**RECORDS FOR THE TASK**
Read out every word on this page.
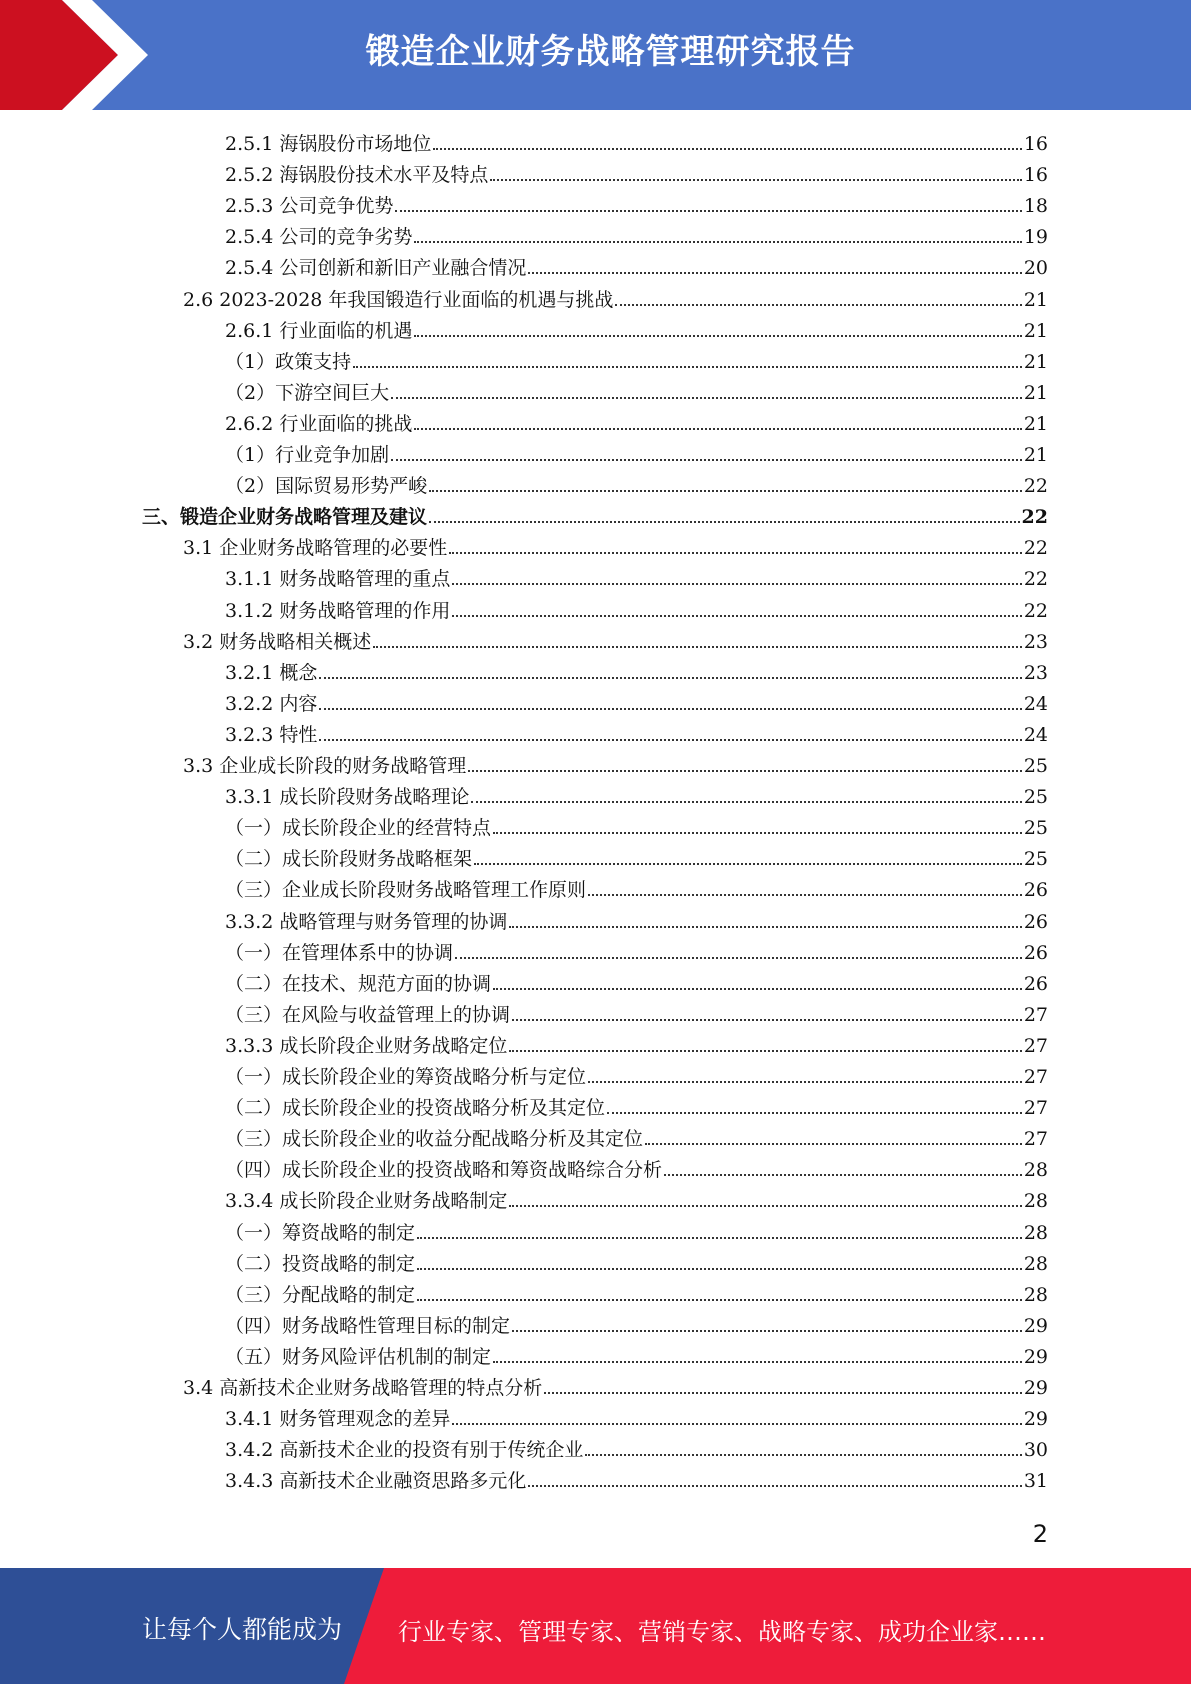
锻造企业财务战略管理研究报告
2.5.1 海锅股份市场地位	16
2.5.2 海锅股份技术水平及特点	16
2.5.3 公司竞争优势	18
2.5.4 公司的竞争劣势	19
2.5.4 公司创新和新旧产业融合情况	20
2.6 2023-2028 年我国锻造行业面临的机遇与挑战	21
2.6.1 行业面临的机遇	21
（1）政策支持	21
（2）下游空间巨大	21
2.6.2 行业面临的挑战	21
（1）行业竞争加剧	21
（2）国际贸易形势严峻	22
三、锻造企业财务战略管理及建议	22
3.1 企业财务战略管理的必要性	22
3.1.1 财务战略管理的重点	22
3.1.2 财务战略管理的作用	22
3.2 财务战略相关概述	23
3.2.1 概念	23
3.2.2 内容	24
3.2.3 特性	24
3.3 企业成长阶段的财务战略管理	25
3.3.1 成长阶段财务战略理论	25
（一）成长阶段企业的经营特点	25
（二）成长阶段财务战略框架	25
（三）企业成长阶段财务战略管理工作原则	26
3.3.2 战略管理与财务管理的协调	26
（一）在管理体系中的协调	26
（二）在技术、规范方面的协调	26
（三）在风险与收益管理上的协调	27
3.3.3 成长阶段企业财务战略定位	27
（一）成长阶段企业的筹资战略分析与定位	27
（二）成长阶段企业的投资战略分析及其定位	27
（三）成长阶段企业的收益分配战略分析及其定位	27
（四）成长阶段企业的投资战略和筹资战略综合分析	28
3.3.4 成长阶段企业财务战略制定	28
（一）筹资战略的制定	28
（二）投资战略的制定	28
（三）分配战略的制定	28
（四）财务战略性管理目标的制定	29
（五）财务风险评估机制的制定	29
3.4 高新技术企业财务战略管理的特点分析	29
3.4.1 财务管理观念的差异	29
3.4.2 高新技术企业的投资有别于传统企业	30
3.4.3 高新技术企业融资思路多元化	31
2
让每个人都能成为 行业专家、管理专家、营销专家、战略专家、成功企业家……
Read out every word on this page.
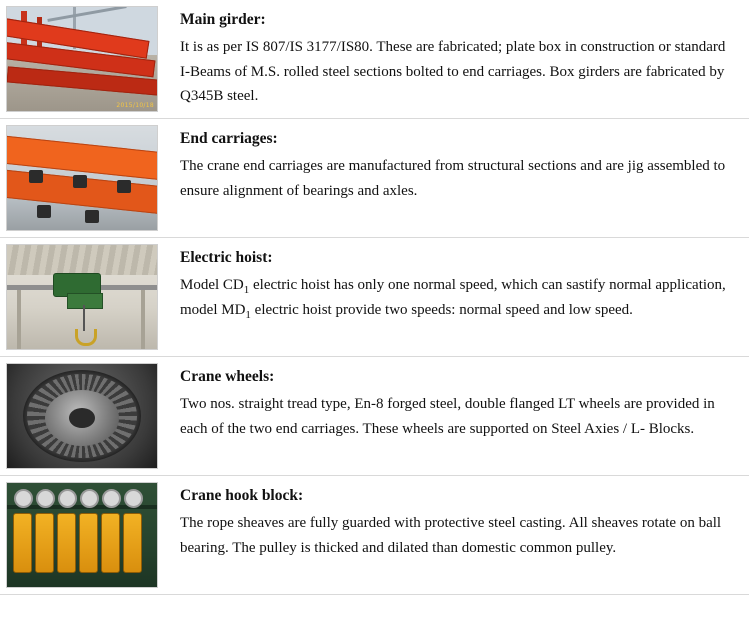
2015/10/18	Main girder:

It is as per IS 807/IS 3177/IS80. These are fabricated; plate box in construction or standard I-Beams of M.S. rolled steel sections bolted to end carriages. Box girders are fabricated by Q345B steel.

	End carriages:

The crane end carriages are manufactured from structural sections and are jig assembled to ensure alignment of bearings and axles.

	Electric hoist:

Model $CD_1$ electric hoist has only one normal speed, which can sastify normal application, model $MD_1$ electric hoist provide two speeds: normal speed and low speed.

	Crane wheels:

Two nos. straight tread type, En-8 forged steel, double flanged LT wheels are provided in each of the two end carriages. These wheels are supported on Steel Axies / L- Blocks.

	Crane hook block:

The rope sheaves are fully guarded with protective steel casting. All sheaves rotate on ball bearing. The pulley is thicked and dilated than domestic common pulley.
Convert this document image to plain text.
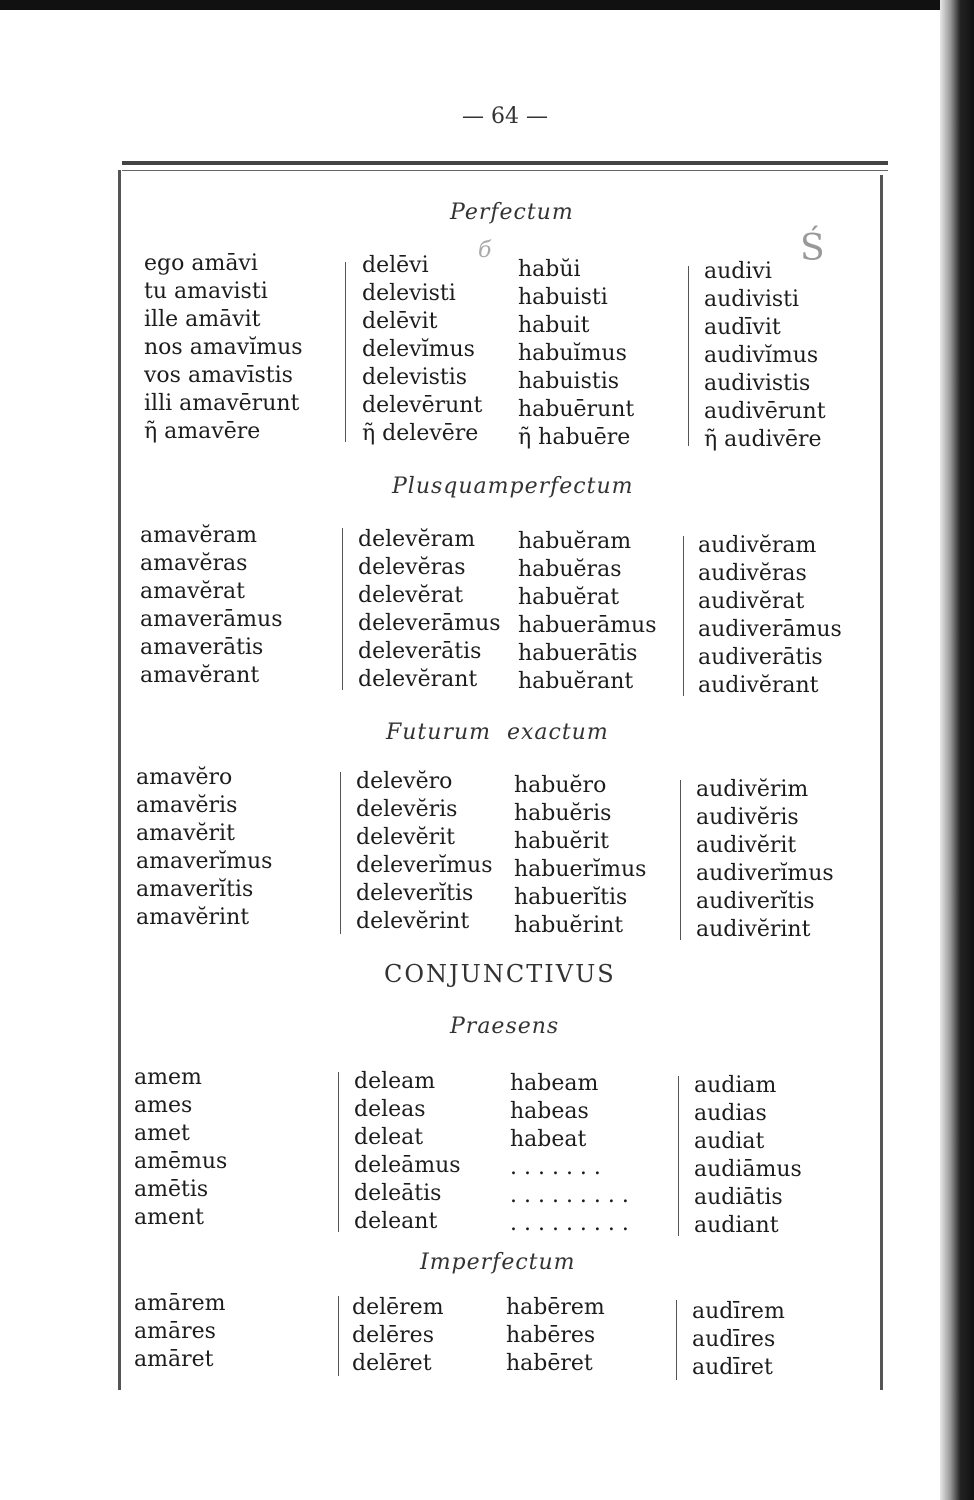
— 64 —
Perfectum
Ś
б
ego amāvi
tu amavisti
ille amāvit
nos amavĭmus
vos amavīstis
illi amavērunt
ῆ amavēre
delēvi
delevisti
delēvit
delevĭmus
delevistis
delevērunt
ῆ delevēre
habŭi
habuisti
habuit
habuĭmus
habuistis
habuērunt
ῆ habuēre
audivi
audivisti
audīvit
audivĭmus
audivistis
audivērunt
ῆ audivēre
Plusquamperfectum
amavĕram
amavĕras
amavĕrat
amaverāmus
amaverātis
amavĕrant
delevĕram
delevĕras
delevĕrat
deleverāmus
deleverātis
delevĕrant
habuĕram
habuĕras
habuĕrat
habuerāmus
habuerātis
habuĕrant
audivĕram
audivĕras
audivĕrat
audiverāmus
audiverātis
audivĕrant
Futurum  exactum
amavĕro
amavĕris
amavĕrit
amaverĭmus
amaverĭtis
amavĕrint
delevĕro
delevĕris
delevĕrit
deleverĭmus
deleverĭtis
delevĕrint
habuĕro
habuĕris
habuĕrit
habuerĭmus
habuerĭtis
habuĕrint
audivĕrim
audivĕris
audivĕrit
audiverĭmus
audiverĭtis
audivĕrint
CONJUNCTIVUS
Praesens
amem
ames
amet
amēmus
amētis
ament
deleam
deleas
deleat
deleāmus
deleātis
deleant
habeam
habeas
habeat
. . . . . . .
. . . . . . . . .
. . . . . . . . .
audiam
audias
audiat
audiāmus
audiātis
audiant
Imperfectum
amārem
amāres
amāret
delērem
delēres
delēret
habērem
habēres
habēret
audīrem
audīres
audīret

**EXERCISE OBJECTIVE**
Copy out all the data exactly; skip the pictures.

**RESPONSE TO THIS EXERCISE**
Read out every word on this page.
锻造企业财务战略管理研究报告
2.5.1 海锅股份市场地位	16
2.5.2 海锅股份技术水平及特点	16
2.5.3 公司竞争优势	18
2.5.4 公司的竞争劣势	19
2.5.4 公司创新和新旧产业融合情况	20
2.6 2023-2028 年我国锻造行业面临的机遇与挑战	21
2.6.1 行业面临的机遇	21
（1）政策支持	21
（2）下游空间巨大	21
2.6.2 行业面临的挑战	21
（1）行业竞争加剧	21
（2）国际贸易形势严峻	22
三、锻造企业财务战略管理及建议	22
3.1 企业财务战略管理的必要性	22
3.1.1 财务战略管理的重点	22
3.1.2 财务战略管理的作用	22
3.2 财务战略相关概述	23
3.2.1 概念	23
3.2.2 内容	24
3.2.3 特性	24
3.3 企业成长阶段的财务战略管理	25
3.3.1 成长阶段财务战略理论	25
（一）成长阶段企业的经营特点	25
（二）成长阶段财务战略框架	25
（三）企业成长阶段财务战略管理工作原则	26
3.3.2 战略管理与财务管理的协调	26
（一）在管理体系中的协调	26
（二）在技术、规范方面的协调	26
（三）在风险与收益管理上的协调	27
3.3.3 成长阶段企业财务战略定位	27
（一）成长阶段企业的筹资战略分析与定位	27
（二）成长阶段企业的投资战略分析及其定位	27
（三）成长阶段企业的收益分配战略分析及其定位	27
（四）成长阶段企业的投资战略和筹资战略综合分析	28
3.3.4 成长阶段企业财务战略制定	28
（一）筹资战略的制定	28
（二）投资战略的制定	28
（三）分配战略的制定	28
（四）财务战略性管理目标的制定	29
（五）财务风险评估机制的制定	29
3.4 高新技术企业财务战略管理的特点分析	29
3.4.1 财务管理观念的差异	29
3.4.2 高新技术企业的投资有别于传统企业	30
3.4.3 高新技术企业融资思路多元化	31
2
让每个人都能成为 行业专家、管理专家、营销专家、战略专家、成功企业家……
Read out every word on this page.
2015/10/18	Main girder:

It is as per IS 807/IS 3177/IS80. These are fabricated; plate box in construction or standard I-Beams of M.S. rolled steel sections bolted to end carriages. Box girders are fabricated by Q345B steel.

	End carriages:

The crane end carriages are manufactured from structural sections and are jig assembled to ensure alignment of bearings and axles.

	Electric hoist:

Model $CD_1$ electric hoist has only one normal speed, which can sastify normal application, model $MD_1$ electric hoist provide two speeds: normal speed and low speed.

	Crane wheels:

Two nos. straight tread type, En-8 forged steel, double flanged LT wheels are provided in each of the two end carriages. These wheels are supported on Steel Axies / L- Blocks.

	Crane hook block:

The rope sheaves are fully guarded with protective steel casting. All sheaves rotate on ball bearing. The pulley is thicked and dilated than domestic common pulley.
Convert this document image to plain text.
— 64 —
Perfectum
Ś
б
ego amāvi
tu amavisti
ille amāvit
nos amavĭmus
vos amavīstis
illi amavērunt
ῆ amavēre
delēvi
delevisti
delēvit
delevĭmus
delevistis
delevērunt
ῆ delevēre
habŭi
habuisti
habuit
habuĭmus
habuistis
habuērunt
ῆ habuēre
audivi
audivisti
audīvit
audivĭmus
audivistis
audivērunt
ῆ audivēre
Plusquamperfectum
amavĕram
amavĕras
amavĕrat
amaverāmus
amaverātis
amavĕrant
delevĕram
delevĕras
delevĕrat
deleverāmus
deleverātis
delevĕrant
habuĕram
habuĕras
habuĕrat
habuerāmus
habuerātis
habuĕrant
audivĕram
audivĕras
audivĕrat
audiverāmus
audiverātis
audivĕrant
Futurum  exactum
amavĕro
amavĕris
amavĕrit
amaverĭmus
amaverĭtis
amavĕrint
delevĕro
delevĕris
delevĕrit
deleverĭmus
deleverĭtis
delevĕrint
habuĕro
habuĕris
habuĕrit
habuerĭmus
habuerĭtis
habuĕrint
audivĕrim
audivĕris
audivĕrit
audiverĭmus
audiverĭtis
audivĕrint
CONJUNCTIVUS
Praesens
amem
ames
amet
amēmus
amētis
ament
deleam
deleas
deleat
deleāmus
deleātis
deleant
habeam
habeas
habeat
. . . . . . .
. . . . . . . . .
. . . . . . . . .
audiam
audias
audiat
audiāmus
audiātis
audiant
Imperfectum
amārem
amāres
amāret
delērem
delēres
delēret
habērem
habēres
habēret
audīrem
audīres
audīret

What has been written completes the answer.